Write out the data below in full. Keep it exact.

====== Records for the task

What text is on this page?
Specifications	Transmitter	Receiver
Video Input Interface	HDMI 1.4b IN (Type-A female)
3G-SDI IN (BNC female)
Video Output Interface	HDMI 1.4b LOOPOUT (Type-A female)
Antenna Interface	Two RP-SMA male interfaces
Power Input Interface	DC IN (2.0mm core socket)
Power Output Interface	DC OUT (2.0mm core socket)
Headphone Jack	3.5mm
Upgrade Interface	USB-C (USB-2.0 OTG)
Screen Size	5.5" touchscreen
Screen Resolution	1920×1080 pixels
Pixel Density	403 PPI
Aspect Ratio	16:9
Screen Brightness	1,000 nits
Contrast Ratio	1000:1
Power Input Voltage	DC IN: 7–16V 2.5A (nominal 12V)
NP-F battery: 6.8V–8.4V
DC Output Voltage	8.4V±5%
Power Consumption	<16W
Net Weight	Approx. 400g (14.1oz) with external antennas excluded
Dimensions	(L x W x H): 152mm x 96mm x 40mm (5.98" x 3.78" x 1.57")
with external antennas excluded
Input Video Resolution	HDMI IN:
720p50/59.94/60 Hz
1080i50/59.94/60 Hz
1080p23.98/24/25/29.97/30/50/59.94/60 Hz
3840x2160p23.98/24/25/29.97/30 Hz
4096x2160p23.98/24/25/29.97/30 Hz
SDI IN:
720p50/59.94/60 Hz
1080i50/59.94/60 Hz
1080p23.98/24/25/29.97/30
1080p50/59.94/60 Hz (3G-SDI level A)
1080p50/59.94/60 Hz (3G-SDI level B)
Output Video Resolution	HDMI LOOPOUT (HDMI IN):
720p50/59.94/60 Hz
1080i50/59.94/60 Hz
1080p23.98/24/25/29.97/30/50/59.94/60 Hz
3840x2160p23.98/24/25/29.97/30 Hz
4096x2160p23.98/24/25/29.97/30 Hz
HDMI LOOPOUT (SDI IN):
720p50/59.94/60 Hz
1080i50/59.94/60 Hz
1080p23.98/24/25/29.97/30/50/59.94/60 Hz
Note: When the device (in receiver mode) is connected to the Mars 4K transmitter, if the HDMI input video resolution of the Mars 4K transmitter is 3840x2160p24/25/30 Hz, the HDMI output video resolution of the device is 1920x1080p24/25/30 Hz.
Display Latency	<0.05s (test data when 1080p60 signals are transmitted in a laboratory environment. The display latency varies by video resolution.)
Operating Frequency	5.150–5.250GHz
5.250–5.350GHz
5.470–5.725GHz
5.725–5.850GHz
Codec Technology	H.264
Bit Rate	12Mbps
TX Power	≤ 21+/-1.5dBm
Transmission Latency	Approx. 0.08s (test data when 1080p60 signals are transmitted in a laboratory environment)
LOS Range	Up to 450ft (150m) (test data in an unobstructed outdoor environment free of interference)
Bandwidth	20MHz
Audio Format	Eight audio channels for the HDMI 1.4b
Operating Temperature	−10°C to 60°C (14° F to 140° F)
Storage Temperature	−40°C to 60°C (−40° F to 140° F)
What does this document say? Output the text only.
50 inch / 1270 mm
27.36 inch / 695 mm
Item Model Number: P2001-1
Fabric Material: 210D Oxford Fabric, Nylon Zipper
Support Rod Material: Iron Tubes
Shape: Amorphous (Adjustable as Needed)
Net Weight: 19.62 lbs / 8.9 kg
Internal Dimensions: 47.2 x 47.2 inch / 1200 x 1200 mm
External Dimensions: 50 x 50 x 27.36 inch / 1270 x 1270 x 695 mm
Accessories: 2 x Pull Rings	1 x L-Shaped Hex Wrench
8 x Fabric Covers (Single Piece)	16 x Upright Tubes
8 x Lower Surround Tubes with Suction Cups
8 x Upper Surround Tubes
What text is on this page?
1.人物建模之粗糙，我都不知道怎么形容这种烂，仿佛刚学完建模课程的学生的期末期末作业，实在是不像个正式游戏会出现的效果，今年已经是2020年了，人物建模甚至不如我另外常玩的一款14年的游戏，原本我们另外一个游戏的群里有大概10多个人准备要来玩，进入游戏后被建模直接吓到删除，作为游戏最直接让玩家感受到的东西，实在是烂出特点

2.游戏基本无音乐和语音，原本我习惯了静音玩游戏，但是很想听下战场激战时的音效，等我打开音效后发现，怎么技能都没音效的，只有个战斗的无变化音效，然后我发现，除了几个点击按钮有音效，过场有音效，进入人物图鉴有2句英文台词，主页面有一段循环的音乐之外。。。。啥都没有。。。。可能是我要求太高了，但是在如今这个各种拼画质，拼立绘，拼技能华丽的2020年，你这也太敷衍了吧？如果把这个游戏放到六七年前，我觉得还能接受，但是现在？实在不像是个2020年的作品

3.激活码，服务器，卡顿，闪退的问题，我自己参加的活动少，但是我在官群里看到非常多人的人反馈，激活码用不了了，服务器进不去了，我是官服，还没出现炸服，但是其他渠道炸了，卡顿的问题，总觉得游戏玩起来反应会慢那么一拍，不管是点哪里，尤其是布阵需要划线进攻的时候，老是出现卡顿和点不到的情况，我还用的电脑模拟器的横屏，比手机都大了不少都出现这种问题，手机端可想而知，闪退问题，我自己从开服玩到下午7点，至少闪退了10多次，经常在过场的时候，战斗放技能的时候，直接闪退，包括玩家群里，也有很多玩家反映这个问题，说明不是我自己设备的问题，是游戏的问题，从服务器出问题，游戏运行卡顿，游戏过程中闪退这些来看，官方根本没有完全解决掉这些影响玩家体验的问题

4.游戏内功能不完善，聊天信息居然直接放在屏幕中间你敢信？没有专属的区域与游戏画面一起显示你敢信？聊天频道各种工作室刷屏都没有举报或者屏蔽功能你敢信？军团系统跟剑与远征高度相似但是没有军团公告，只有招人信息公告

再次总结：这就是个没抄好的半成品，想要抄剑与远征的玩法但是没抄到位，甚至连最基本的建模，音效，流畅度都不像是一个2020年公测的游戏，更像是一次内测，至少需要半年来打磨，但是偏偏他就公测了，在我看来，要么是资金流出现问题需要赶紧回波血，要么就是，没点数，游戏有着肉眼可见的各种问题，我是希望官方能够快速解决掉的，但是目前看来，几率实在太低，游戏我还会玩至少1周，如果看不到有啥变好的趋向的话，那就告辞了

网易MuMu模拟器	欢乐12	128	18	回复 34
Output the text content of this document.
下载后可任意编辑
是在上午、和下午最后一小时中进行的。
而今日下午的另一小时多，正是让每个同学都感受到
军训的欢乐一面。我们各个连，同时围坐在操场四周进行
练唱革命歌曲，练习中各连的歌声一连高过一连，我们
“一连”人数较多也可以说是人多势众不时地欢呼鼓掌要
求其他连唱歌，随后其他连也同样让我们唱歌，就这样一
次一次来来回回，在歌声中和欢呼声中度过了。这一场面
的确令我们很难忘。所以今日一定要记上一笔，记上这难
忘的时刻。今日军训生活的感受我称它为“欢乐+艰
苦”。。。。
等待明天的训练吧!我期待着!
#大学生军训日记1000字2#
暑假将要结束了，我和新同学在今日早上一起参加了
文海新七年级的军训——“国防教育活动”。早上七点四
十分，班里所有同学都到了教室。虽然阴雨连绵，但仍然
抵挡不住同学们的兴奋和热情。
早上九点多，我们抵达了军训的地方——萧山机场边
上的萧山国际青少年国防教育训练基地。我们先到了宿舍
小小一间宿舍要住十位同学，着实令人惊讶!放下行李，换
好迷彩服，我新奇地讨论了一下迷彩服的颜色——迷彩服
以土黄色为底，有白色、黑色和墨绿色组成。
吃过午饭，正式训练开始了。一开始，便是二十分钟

============

### Exercise response
What text is on this page?
Specifications	Transmitter	Receiver
Video Input Interface	HDMI 1.4b IN (Type-A female)
3G-SDI IN (BNC female)
Video Output Interface	HDMI 1.4b LOOPOUT (Type-A female)
Antenna Interface	Two RP-SMA male interfaces
Power Input Interface	DC IN (2.0mm core socket)
Power Output Interface	DC OUT (2.0mm core socket)
Headphone Jack	3.5mm
Upgrade Interface	USB-C (USB-2.0 OTG)
Screen Size	5.5" touchscreen
Screen Resolution	1920×1080 pixels
Pixel Density	403 PPI
Aspect Ratio	16:9
Screen Brightness	1,000 nits
Contrast Ratio	1000:1
Power Input Voltage	DC IN: 7–16V 2.5A (nominal 12V)
NP-F battery: 6.8V–8.4V
DC Output Voltage	8.4V±5%
Power Consumption	<16W
Net Weight	Approx. 400g (14.1oz) with external antennas excluded
Dimensions	(L x W x H): 152mm x 96mm x 40mm (5.98" x 3.78" x 1.57")
with external antennas excluded
Input Video Resolution	HDMI IN:
720p50/59.94/60 Hz
1080i50/59.94/60 Hz
1080p23.98/24/25/29.97/30/50/59.94/60 Hz
3840x2160p23.98/24/25/29.97/30 Hz
4096x2160p23.98/24/25/29.97/30 Hz
SDI IN:
720p50/59.94/60 Hz
1080i50/59.94/60 Hz
1080p23.98/24/25/29.97/30
1080p50/59.94/60 Hz (3G-SDI level A)
1080p50/59.94/60 Hz (3G-SDI level B)
Output Video Resolution	HDMI LOOPOUT (HDMI IN):
720p50/59.94/60 Hz
1080i50/59.94/60 Hz
1080p23.98/24/25/29.97/30/50/59.94/60 Hz
3840x2160p23.98/24/25/29.97/30 Hz
4096x2160p23.98/24/25/29.97/30 Hz
HDMI LOOPOUT (SDI IN):
720p50/59.94/60 Hz
1080i50/59.94/60 Hz
1080p23.98/24/25/29.97/30/50/59.94/60 Hz
Note: When the device (in receiver mode) is connected to the Mars 4K transmitter, if the HDMI input video resolution of the Mars 4K transmitter is 3840x2160p24/25/30 Hz, the HDMI output video resolution of the device is 1920x1080p24/25/30 Hz.
Display Latency	<0.05s (test data when 1080p60 signals are transmitted in a laboratory environment. The display latency varies by video resolution.)
Operating Frequency	5.150–5.250GHz
5.250–5.350GHz
5.470–5.725GHz
5.725–5.850GHz
Codec Technology	H.264
Bit Rate	12Mbps
TX Power	≤ 21+/-1.5dBm
Transmission Latency	Approx. 0.08s (test data when 1080p60 signals are transmitted in a laboratory environment)
LOS Range	Up to 450ft (150m) (test data in an unobstructed outdoor environment free of interference)
Bandwidth	20MHz
Audio Format	Eight audio channels for the HDMI 1.4b
Operating Temperature	−10°C to 60°C (14° F to 140° F)
Storage Temperature	−40°C to 60°C (−40° F to 140° F)
What does this document say? Output the text only.
50 inch / 1270 mm
27.36 inch / 695 mm
Item Model Number: P2001-1
Fabric Material: 210D Oxford Fabric, Nylon Zipper
Support Rod Material: Iron Tubes
Shape: Amorphous (Adjustable as Needed)
Net Weight: 19.62 lbs / 8.9 kg
Internal Dimensions: 47.2 x 47.2 inch / 1200 x 1200 mm
External Dimensions: 50 x 50 x 27.36 inch / 1270 x 1270 x 695 mm
Accessories: 2 x Pull Rings	1 x L-Shaped Hex Wrench
8 x Fabric Covers (Single Piece)	16 x Upright Tubes
8 x Lower Surround Tubes with Suction Cups
8 x Upper Surround Tubes
What text is on this page?
1.人物建模之粗糙，我都不知道怎么形容这种烂，仿佛刚学完建模课程的学生的期末期末作业，实在是不像个正式游戏会出现的效果，今年已经是2020年了，人物建模甚至不如我另外常玩的一款14年的游戏，原本我们另外一个游戏的群里有大概10多个人准备要来玩，进入游戏后被建模直接吓到删除，作为游戏最直接让玩家感受到的东西，实在是烂出特点

2.游戏基本无音乐和语音，原本我习惯了静音玩游戏，但是很想听下战场激战时的音效，等我打开音效后发现，怎么技能都没音效的，只有个战斗的无变化音效，然后我发现，除了几个点击按钮有音效，过场有音效，进入人物图鉴有2句英文台词，主页面有一段循环的音乐之外。。。。啥都没有。。。。可能是我要求太高了，但是在如今这个各种拼画质，拼立绘，拼技能华丽的2020年，你这也太敷衍了吧？如果把这个游戏放到六七年前，我觉得还能接受，但是现在？实在不像是个2020年的作品

3.激活码，服务器，卡顿，闪退的问题，我自己参加的活动少，但是我在官群里看到非常多人的人反馈，激活码用不了了，服务器进不去了，我是官服，还没出现炸服，但是其他渠道炸了，卡顿的问题，总觉得游戏玩起来反应会慢那么一拍，不管是点哪里，尤其是布阵需要划线进攻的时候，老是出现卡顿和点不到的情况，我还用的电脑模拟器的横屏，比手机都大了不少都出现这种问题，手机端可想而知，闪退问题，我自己从开服玩到下午7点，至少闪退了10多次，经常在过场的时候，战斗放技能的时候，直接闪退，包括玩家群里，也有很多玩家反映这个问题，说明不是我自己设备的问题，是游戏的问题，从服务器出问题，游戏运行卡顿，游戏过程中闪退这些来看，官方根本没有完全解决掉这些影响玩家体验的问题

4.游戏内功能不完善，聊天信息居然直接放在屏幕中间你敢信？没有专属的区域与游戏画面一起显示你敢信？聊天频道各种工作室刷屏都没有举报或者屏蔽功能你敢信？军团系统跟剑与远征高度相似但是没有军团公告，只有招人信息公告

再次总结：这就是个没抄好的半成品，想要抄剑与远征的玩法但是没抄到位，甚至连最基本的建模，音效，流畅度都不像是一个2020年公测的游戏，更像是一次内测，至少需要半年来打磨，但是偏偏他就公测了，在我看来，要么是资金流出现问题需要赶紧回波血，要么就是，没点数，游戏有着肉眼可见的各种问题，我是希望官方能够快速解决掉的，但是目前看来，几率实在太低，游戏我还会玩至少1周，如果看不到有啥变好的趋向的话，那就告辞了

网易MuMu模拟器	欢乐12	128	18	回复 34
Output the text content of this document.
下载后可任意编辑
是在上午、和下午最后一小时中进行的。
而今日下午的另一小时多，正是让每个同学都感受到
军训的欢乐一面。我们各个连，同时围坐在操场四周进行
练唱革命歌曲，练习中各连的歌声一连高过一连，我们
“一连”人数较多也可以说是人多势众不时地欢呼鼓掌要
求其他连唱歌，随后其他连也同样让我们唱歌，就这样一
次一次来来回回，在歌声中和欢呼声中度过了。这一场面
的确令我们很难忘。所以今日一定要记上一笔，记上这难
忘的时刻。今日军训生活的感受我称它为“欢乐+艰
苦”。。。。
等待明天的训练吧!我期待着!
#大学生军训日记1000字2#
暑假将要结束了，我和新同学在今日早上一起参加了
文海新七年级的军训——“国防教育活动”。早上七点四
十分，班里所有同学都到了教室。虽然阴雨连绵，但仍然
抵挡不住同学们的兴奋和热情。
早上九点多，我们抵达了军训的地方——萧山机场边
上的萧山国际青少年国防教育训练基地。我们先到了宿舍
小小一间宿舍要住十位同学，着实令人惊讶!放下行李，换
好迷彩服，我新奇地讨论了一下迷彩服的颜色——迷彩服
以土黄色为底，有白色、黑色和墨绿色组成。
吃过午饭，正式训练开始了。一开始，便是二十分钟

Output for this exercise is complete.